_DATA SECTION_
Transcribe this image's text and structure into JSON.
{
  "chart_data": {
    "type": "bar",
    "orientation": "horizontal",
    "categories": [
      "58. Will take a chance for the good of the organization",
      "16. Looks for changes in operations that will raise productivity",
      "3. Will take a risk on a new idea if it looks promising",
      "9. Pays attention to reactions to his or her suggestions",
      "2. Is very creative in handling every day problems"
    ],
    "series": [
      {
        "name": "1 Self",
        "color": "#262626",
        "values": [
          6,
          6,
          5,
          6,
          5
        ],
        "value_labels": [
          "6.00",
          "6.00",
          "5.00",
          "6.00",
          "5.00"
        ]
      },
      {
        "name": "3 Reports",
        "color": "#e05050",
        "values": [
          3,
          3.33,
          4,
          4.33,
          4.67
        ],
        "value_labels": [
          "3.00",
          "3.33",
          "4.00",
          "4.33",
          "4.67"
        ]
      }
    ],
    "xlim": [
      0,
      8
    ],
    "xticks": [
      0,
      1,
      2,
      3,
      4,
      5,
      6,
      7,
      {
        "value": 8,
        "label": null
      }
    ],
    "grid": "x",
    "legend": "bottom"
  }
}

_EXERCISE BRIEF_
From the records above, extract every entry exactly as given.

_TASK RESPONSE_
Transcribe this image's text and structure into JSON.
{
  "chart_data": {
    "type": "bar",
    "orientation": "horizontal",
    "categories": [
      "58. Will take a chance for the good of the organization",
      "16. Looks for changes in operations that will raise productivity",
      "3. Will take a risk on a new idea if it looks promising",
      "9. Pays attention to reactions to his or her suggestions",
      "2. Is very creative in handling every day problems"
    ],
    "series": [
      {
        "name": "1 Self",
        "color": "#262626",
        "values": [
          6,
          6,
          5,
          6,
          5
        ],
        "value_labels": [
          "6.00",
          "6.00",
          "5.00",
          "6.00",
          "5.00"
        ]
      },
      {
        "name": "3 Reports",
        "color": "#e05050",
        "values": [
          3,
          3.33,
          4,
          4.33,
          4.67
        ],
        "value_labels": [
          "3.00",
          "3.33",
          "4.00",
          "4.33",
          "4.67"
        ]
      }
    ],
    "xlim": [
      0,
      8
    ],
    "xticks": [
      0,
      1,
      2,
      3,
      4,
      5,
      6,
      7,
      {
        "value": 8,
        "label": null
      }
    ],
    "grid": "x",
    "legend": "bottom"
  }
}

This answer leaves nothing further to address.